**SET PROBLEM A**: Restate the passage on surface water exclusions word for word, in its entirety.

----------

Homeowners property policies often contain exclusions for loss caused by
surface water runoff. While it may seem that the terms "surface
water" are self-explanatory, not all damage from running water is
excluded.
The courts in several jurisdictions have carved out scenarios where such
damage may not fall within the surface water exclusion, such as incidents where
the origin of the water was not natural or the flow of the water was channeled
by another structure on the ground.
There are a number of courts that have held that the "surface
water" exclusion does not apply to damages caused by water that is
interrupted or channeled by man-made structures or water that is not of a
natural origin. For example, the Colorado Supreme Court held in Heller v.
Fire Ins. Exch., 800 P.2d 1006 (Colo. 1990), that spring runoff of melting
snow diverted from regular path onto the Hellers' property by three
parallel trenches constructed behind property was not "surface water"
because trenches were "defined channels." The court held that surface
water follows no defined course or channel.
In Cochran v. Travelers Ins. Co., 606 So. 2d 22 (La. App. 1992),
the Louisiana appellate court held that rainwater that overflowed and seeped
from the roof into the interior of the building was not "surface
water" because it was not water that collected and lay on the ground. In
Ebbing v. State Farm Fire & Cas. Co., 1 S.W.3d 459 (Ark. App.

----------

**SET PROBLEM B**: In the listing, update the part that opens with the line containing "292, 1861, 325]" and closes with the line containing "143, 2548, 364]", replacing "legend-box" with "legend-frame" and leaving everything else unchanged. Return only those lines.

**TASK DATA**:

----------

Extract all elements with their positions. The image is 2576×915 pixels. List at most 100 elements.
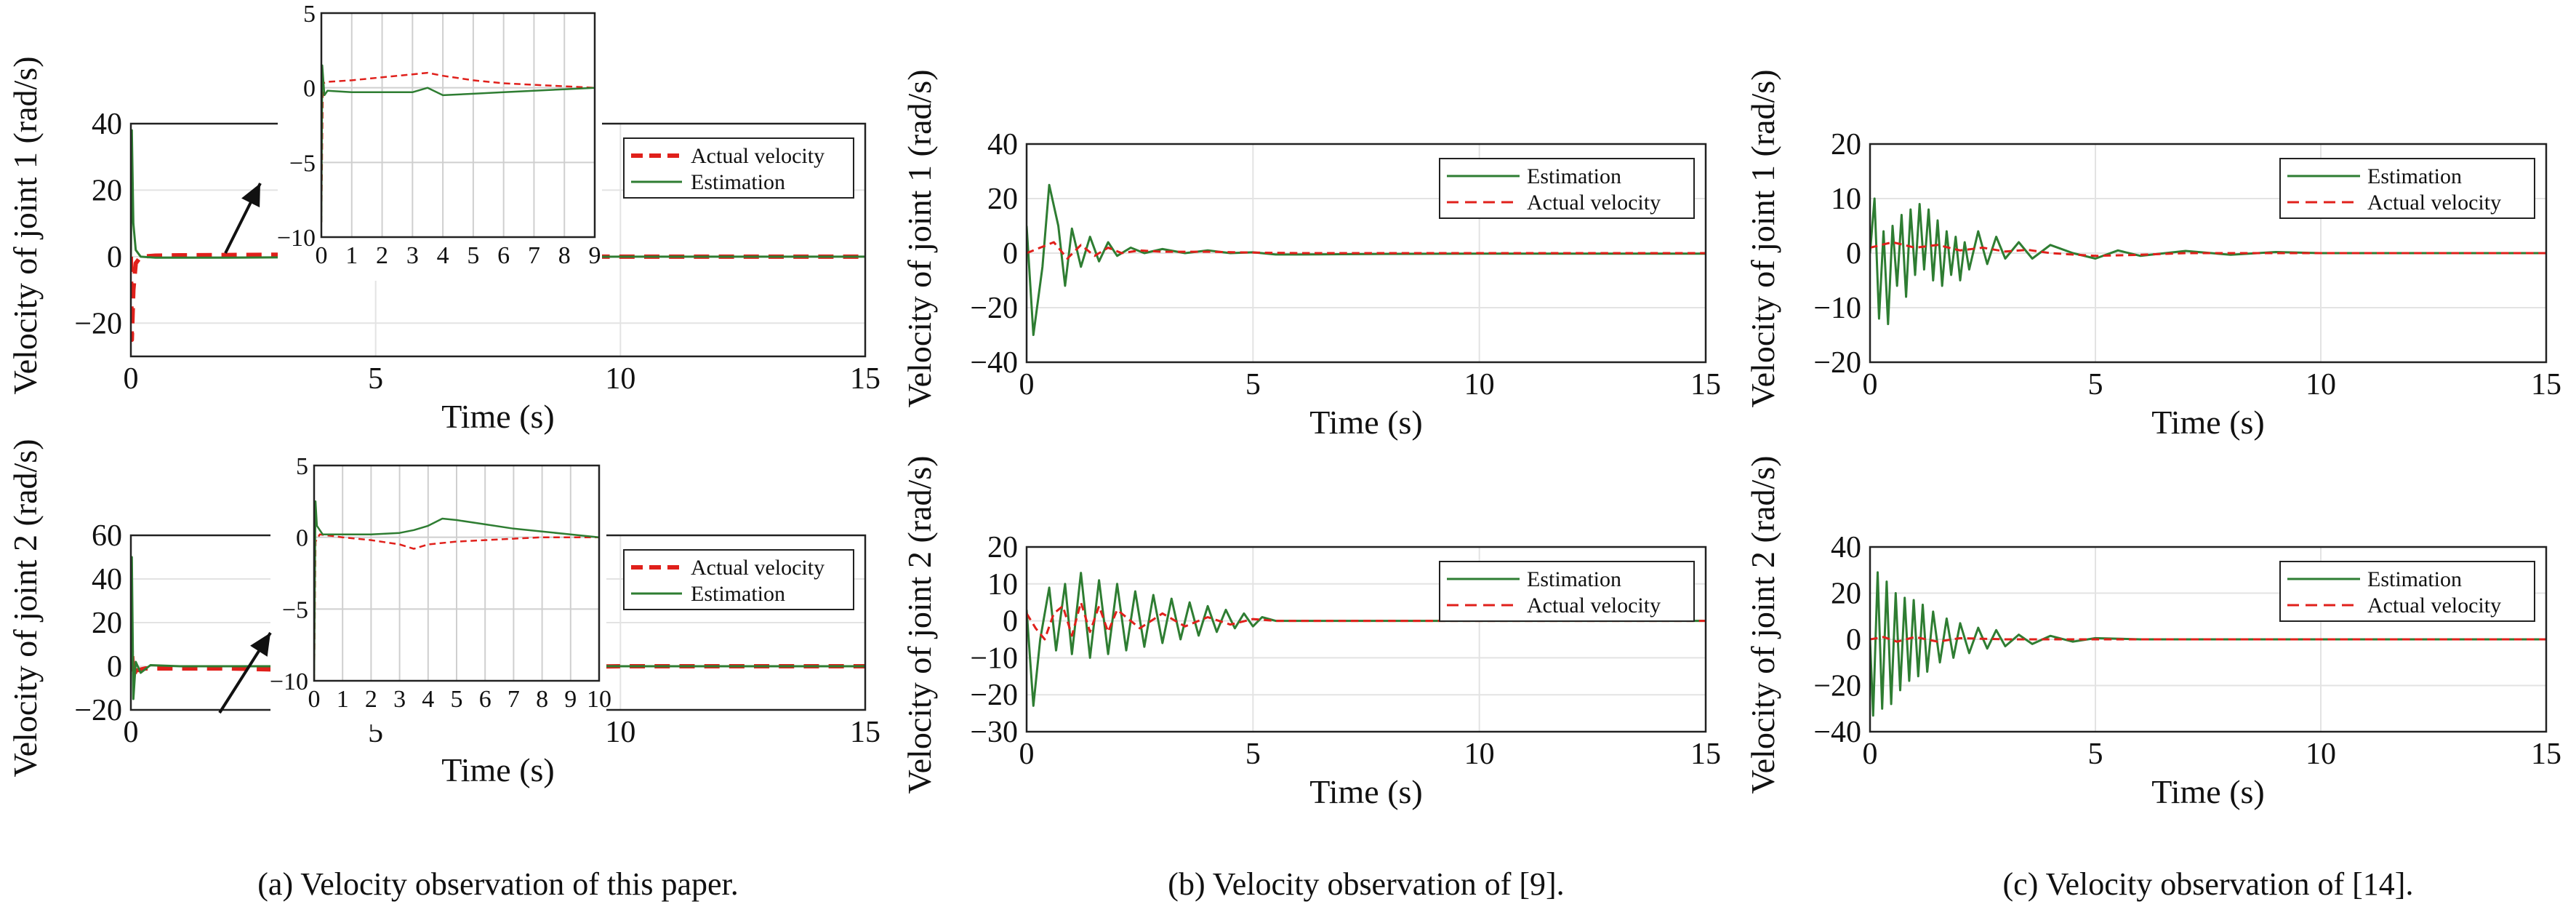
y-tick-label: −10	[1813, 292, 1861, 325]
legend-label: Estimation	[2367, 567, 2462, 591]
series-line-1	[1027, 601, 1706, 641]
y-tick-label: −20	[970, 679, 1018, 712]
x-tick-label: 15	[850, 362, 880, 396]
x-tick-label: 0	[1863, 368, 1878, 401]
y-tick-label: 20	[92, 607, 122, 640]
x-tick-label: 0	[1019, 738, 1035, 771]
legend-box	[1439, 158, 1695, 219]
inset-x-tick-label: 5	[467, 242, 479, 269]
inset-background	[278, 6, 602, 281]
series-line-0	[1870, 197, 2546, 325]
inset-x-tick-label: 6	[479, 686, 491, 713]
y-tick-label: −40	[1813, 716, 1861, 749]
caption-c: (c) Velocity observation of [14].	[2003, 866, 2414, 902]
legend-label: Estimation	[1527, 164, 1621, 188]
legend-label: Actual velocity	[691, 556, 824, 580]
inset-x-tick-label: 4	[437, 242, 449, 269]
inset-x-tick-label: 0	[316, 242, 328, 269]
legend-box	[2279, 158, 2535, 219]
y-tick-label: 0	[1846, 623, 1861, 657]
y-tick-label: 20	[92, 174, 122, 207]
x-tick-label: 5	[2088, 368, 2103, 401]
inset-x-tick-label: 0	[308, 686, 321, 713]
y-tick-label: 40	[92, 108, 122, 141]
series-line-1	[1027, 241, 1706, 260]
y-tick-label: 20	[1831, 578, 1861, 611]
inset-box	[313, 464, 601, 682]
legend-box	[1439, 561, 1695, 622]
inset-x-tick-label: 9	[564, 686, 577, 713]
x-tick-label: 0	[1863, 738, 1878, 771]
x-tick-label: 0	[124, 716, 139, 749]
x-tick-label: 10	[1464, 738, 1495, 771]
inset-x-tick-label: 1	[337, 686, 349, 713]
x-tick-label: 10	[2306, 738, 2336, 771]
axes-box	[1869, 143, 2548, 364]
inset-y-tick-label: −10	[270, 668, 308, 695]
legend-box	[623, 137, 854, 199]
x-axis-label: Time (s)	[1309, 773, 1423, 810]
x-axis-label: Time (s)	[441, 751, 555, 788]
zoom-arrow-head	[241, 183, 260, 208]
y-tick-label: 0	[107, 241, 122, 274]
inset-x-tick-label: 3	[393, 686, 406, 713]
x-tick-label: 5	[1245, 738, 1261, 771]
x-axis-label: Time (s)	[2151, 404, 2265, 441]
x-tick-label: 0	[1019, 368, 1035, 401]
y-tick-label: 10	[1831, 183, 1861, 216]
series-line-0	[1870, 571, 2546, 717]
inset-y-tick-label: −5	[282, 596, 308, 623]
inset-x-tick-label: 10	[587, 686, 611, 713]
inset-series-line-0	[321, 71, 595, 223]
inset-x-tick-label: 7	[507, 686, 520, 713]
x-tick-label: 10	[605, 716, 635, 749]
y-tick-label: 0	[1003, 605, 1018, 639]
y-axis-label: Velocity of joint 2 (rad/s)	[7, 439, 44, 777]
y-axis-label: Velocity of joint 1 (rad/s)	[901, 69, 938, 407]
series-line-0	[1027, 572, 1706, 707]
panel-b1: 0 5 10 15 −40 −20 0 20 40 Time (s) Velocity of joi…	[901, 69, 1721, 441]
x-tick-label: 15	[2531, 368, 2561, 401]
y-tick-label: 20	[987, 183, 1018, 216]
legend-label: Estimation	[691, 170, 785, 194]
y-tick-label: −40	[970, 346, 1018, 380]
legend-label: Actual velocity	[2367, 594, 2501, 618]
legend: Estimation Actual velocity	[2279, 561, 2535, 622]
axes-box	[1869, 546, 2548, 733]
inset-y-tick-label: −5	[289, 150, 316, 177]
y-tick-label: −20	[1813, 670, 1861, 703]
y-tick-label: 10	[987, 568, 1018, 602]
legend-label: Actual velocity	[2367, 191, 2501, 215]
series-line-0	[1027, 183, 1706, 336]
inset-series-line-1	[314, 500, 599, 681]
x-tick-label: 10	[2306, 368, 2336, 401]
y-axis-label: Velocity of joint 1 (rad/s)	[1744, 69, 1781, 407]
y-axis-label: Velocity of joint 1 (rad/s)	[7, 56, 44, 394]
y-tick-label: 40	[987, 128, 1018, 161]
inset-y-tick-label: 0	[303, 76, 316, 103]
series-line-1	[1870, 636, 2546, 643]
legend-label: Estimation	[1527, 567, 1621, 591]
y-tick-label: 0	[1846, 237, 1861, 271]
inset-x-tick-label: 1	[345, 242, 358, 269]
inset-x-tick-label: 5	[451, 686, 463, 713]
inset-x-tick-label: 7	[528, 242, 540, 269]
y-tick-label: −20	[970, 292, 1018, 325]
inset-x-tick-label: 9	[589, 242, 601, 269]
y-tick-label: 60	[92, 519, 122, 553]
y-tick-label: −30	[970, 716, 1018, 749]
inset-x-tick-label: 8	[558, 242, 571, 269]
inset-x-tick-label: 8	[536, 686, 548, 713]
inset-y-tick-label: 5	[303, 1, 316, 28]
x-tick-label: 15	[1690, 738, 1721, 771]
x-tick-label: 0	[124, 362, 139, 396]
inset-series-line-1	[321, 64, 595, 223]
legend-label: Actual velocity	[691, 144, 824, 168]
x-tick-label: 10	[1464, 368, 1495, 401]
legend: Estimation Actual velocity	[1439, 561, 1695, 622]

----------

**FINAL RESULT A**:
Homeowners property policies often contain exclusions for loss caused by
surface water runoff. While it may seem that the terms "surface
water" are self-explanatory, not all damage from running water is
excluded.
The courts in several jurisdictions have carved out scenarios where such
damage may not fall within the surface water exclusion, such as incidents where
the origin of the water was not natural or the flow of the water was channeled
by another structure on the ground.
There are a number of courts that have held that the "surface
water" exclusion does not apply to damages caused by water that is
interrupted or channeled by man-made structures or water that is not of a
natural origin. For example, the Colorado Supreme Court held in Heller v.
Fire Ins. Exch., 800 P.2d 1006 (Colo. 1990), that spring runoff of melting
snow diverted from regular path onto the Hellers' property by three
parallel trenches constructed behind property was not "surface water"
because trenches were "defined channels." The court held that surface
water follows no defined course or channel.
In Cochran v. Travelers Ins. Co., 606 So. 2d 22 (La. App. 1992),
the Louisiana appellate court held that rainwater that overflowed and seeped
from the roof into the interior of the building was not "surface
water" because it was not water that collected and lay on the ground. In
Ebbing v. State Farm Fire & Cas. Co., 1 S.W.3d 459 (Ark. App.

**FINAL RESULT B**:
y-tick-label: −10	[1813, 292, 1861, 325]
legend-label: Estimation	[2367, 567, 2462, 591]
series-line-1	[1027, 601, 1706, 641]
y-tick-label: −20	[970, 679, 1018, 712]
x-tick-label: 15	[850, 362, 880, 396]
x-tick-label: 0	[1863, 368, 1878, 401]
y-tick-label: 20	[92, 607, 122, 640]
x-tick-label: 0	[1019, 738, 1035, 771]
legend-frame	[1439, 158, 1695, 219]
inset-x-tick-label: 5	[467, 242, 479, 269]
inset-background	[278, 6, 602, 281]
series-line-0	[1870, 197, 2546, 325]
inset-x-tick-label: 6	[479, 686, 491, 713]
y-tick-label: −40	[1813, 716, 1861, 749]
caption-c: (c) Velocity observation of [14].	[2003, 866, 2414, 902]
legend-label: Estimation	[1527, 164, 1621, 188]
legend-label: Actual velocity	[691, 556, 824, 580]
inset-x-tick-label: 4	[437, 242, 449, 269]
inset-x-tick-label: 0	[316, 242, 328, 269]
legend-frame	[2279, 158, 2535, 219]
y-tick-label: 0	[1846, 623, 1861, 657]
y-tick-label: 20	[92, 174, 122, 207]
x-tick-label: 5	[2088, 368, 2103, 401]
inset-x-tick-label: 0	[308, 686, 321, 713]
y-tick-label: 40	[92, 108, 122, 141]
series-line-1	[1027, 241, 1706, 260]
y-tick-label: 20	[1831, 578, 1861, 611]
inset-box	[313, 464, 601, 682]
legend-frame	[1439, 561, 1695, 622]
inset-x-tick-label: 9	[564, 686, 577, 713]
x-tick-label: 0	[1863, 738, 1878, 771]
x-tick-label: 0	[124, 716, 139, 749]
x-tick-label: 10	[1464, 738, 1495, 771]
inset-x-tick-label: 1	[337, 686, 349, 713]
x-tick-label: 10	[2306, 738, 2336, 771]
axes-box	[1869, 143, 2548, 364]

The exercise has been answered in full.